▶ [Work instructions]: Count the lines below that contain "heading". Give only the number.

▶ [Task inputs]:
|---|

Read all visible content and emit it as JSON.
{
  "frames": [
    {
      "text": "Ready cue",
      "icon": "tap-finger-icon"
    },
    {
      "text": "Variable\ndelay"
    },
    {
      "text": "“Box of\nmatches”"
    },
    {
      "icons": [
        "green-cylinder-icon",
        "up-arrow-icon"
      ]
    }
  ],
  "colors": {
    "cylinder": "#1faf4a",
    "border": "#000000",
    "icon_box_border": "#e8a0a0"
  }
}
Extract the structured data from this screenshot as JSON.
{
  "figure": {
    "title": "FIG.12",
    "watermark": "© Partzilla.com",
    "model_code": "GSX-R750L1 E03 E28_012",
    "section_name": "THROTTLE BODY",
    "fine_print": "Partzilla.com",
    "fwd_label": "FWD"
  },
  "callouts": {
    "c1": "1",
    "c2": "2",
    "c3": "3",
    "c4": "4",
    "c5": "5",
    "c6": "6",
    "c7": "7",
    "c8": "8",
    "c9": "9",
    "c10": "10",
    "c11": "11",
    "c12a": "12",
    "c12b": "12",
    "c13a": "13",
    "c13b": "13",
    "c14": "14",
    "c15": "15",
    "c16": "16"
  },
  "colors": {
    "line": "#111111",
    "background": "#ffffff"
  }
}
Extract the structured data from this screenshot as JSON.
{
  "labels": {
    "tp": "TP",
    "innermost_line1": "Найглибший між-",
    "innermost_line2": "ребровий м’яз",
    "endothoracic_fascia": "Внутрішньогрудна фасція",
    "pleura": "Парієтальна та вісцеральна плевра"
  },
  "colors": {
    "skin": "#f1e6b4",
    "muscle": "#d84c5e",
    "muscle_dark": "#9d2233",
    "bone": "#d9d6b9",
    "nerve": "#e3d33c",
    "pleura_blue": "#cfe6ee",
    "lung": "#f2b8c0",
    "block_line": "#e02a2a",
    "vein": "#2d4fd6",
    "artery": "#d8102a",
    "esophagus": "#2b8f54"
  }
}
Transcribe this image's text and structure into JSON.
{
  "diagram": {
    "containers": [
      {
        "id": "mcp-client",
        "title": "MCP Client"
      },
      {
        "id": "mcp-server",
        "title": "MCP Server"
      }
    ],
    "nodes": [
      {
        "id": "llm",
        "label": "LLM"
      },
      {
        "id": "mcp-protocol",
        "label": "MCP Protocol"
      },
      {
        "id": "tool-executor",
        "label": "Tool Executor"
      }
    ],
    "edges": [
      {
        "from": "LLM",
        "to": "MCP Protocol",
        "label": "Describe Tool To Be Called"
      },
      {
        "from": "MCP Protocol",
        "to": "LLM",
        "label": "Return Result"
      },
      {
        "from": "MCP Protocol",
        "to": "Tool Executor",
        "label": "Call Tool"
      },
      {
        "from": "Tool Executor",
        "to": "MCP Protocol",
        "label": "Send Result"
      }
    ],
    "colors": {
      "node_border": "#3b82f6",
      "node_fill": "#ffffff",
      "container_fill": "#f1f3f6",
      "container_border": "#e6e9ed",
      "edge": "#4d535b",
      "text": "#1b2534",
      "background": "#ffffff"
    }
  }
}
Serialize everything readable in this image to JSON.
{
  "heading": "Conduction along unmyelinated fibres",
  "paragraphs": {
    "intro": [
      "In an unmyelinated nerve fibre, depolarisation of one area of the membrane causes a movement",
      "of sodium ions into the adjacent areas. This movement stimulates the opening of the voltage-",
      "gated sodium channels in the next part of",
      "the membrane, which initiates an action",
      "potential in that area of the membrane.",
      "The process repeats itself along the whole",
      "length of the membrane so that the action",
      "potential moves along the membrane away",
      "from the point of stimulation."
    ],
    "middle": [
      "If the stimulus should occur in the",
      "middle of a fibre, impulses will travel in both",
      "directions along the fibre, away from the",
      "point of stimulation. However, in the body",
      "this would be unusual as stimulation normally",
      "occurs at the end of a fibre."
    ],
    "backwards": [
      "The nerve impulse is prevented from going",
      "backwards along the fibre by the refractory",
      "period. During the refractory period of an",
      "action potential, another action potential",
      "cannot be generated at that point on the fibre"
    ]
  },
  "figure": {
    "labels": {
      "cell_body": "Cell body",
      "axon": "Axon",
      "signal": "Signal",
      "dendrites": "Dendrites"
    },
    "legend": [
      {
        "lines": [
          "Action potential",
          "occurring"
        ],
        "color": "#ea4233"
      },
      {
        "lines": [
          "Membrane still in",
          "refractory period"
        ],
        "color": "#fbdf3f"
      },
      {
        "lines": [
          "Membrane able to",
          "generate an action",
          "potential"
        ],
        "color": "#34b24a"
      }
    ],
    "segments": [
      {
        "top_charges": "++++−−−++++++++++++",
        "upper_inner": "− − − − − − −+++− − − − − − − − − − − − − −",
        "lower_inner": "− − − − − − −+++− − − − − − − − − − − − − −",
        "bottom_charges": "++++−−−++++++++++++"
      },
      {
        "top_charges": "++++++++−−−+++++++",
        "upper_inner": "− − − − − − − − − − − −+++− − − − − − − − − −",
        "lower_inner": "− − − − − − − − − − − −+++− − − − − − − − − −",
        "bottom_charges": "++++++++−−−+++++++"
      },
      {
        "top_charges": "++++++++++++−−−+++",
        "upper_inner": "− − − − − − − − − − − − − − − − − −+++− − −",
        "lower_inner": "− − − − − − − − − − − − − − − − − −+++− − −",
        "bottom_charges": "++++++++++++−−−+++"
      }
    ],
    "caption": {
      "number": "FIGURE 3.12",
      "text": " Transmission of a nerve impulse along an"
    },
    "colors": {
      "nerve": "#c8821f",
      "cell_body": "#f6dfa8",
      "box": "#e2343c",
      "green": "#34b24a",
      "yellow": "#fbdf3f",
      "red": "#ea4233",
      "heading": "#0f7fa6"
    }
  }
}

|---|

▶ [Task answer]: 2